# DIRECTION
Write out all of the data exactly as it appears.
— BEGIN DATA FOR THE TASK —
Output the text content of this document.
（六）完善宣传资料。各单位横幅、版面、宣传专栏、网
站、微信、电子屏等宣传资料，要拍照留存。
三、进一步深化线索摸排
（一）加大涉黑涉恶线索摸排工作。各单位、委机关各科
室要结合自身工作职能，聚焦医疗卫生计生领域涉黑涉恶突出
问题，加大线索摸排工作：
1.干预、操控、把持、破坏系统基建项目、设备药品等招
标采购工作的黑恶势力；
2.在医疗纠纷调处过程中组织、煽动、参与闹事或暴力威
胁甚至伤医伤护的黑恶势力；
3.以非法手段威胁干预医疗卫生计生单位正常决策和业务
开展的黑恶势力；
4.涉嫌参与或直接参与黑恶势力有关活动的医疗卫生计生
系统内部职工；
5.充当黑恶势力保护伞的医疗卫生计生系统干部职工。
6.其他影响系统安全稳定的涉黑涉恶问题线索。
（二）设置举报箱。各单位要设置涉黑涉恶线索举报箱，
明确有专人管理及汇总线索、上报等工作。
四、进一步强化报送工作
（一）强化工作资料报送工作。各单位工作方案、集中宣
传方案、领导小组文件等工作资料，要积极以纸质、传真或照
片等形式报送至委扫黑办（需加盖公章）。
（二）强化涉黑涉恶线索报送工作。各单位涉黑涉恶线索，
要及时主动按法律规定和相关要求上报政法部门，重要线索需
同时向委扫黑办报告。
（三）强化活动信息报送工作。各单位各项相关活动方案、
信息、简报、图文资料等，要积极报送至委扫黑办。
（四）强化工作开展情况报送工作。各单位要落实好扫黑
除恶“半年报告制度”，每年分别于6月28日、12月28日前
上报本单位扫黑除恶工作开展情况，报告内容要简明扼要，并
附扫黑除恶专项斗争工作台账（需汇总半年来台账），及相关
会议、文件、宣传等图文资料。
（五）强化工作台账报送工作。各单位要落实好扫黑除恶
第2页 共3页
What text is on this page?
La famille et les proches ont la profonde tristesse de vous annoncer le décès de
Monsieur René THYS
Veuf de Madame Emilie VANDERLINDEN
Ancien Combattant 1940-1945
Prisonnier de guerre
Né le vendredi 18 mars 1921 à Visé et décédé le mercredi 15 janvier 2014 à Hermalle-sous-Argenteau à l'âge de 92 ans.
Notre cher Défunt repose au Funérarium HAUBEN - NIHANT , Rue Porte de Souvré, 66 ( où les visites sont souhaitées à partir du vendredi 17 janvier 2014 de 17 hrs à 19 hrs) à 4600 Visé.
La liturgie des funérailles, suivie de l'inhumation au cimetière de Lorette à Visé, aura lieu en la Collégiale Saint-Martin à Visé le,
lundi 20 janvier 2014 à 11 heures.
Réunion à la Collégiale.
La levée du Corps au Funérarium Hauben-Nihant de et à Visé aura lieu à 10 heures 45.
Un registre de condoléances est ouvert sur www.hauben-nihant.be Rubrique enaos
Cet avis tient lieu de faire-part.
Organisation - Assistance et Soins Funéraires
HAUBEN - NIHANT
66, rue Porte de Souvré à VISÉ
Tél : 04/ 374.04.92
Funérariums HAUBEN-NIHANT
— END DATA FOR THE TASK —
# WRITTEN RESPONSE
Output the text content of this document.
（六）完善宣传资料。各单位横幅、版面、宣传专栏、网
站、微信、电子屏等宣传资料，要拍照留存。
三、进一步深化线索摸排
（一）加大涉黑涉恶线索摸排工作。各单位、委机关各科
室要结合自身工作职能，聚焦医疗卫生计生领域涉黑涉恶突出
问题，加大线索摸排工作：
1.干预、操控、把持、破坏系统基建项目、设备药品等招
标采购工作的黑恶势力；
2.在医疗纠纷调处过程中组织、煽动、参与闹事或暴力威
胁甚至伤医伤护的黑恶势力；
3.以非法手段威胁干预医疗卫生计生单位正常决策和业务
开展的黑恶势力；
4.涉嫌参与或直接参与黑恶势力有关活动的医疗卫生计生
系统内部职工；
5.充当黑恶势力保护伞的医疗卫生计生系统干部职工。
6.其他影响系统安全稳定的涉黑涉恶问题线索。
（二）设置举报箱。各单位要设置涉黑涉恶线索举报箱，
明确有专人管理及汇总线索、上报等工作。
四、进一步强化报送工作
（一）强化工作资料报送工作。各单位工作方案、集中宣
传方案、领导小组文件等工作资料，要积极以纸质、传真或照
片等形式报送至委扫黑办（需加盖公章）。
（二）强化涉黑涉恶线索报送工作。各单位涉黑涉恶线索，
要及时主动按法律规定和相关要求上报政法部门，重要线索需
同时向委扫黑办报告。
（三）强化活动信息报送工作。各单位各项相关活动方案、
信息、简报、图文资料等，要积极报送至委扫黑办。
（四）强化工作开展情况报送工作。各单位要落实好扫黑
除恶“半年报告制度”，每年分别于6月28日、12月28日前
上报本单位扫黑除恶工作开展情况，报告内容要简明扼要，并
附扫黑除恶专项斗争工作台账（需汇总半年来台账），及相关
会议、文件、宣传等图文资料。
（五）强化工作台账报送工作。各单位要落实好扫黑除恶
第2页 共3页
What text is on this page?
La famille et les proches ont la profonde tristesse de vous annoncer le décès de
Monsieur René THYS
Veuf de Madame Emilie VANDERLINDEN
Ancien Combattant 1940-1945
Prisonnier de guerre
Né le vendredi 18 mars 1921 à Visé et décédé le mercredi 15 janvier 2014 à Hermalle-sous-Argenteau à l'âge de 92 ans.
Notre cher Défunt repose au Funérarium HAUBEN - NIHANT , Rue Porte de Souvré, 66 ( où les visites sont souhaitées à partir du vendredi 17 janvier 2014 de 17 hrs à 19 hrs) à 4600 Visé.
La liturgie des funérailles, suivie de l'inhumation au cimetière de Lorette à Visé, aura lieu en la Collégiale Saint-Martin à Visé le,
lundi 20 janvier 2014 à 11 heures.
Réunion à la Collégiale.
La levée du Corps au Funérarium Hauben-Nihant de et à Visé aura lieu à 10 heures 45.
Un registre de condoléances est ouvert sur www.hauben-nihant.be Rubrique enaos
Cet avis tient lieu de faire-part.
Organisation - Assistance et Soins Funéraires
HAUBEN - NIHANT
66, rue Porte de Souvré à VISÉ
Tél : 04/ 374.04.92
Funérariums HAUBEN-NIHANT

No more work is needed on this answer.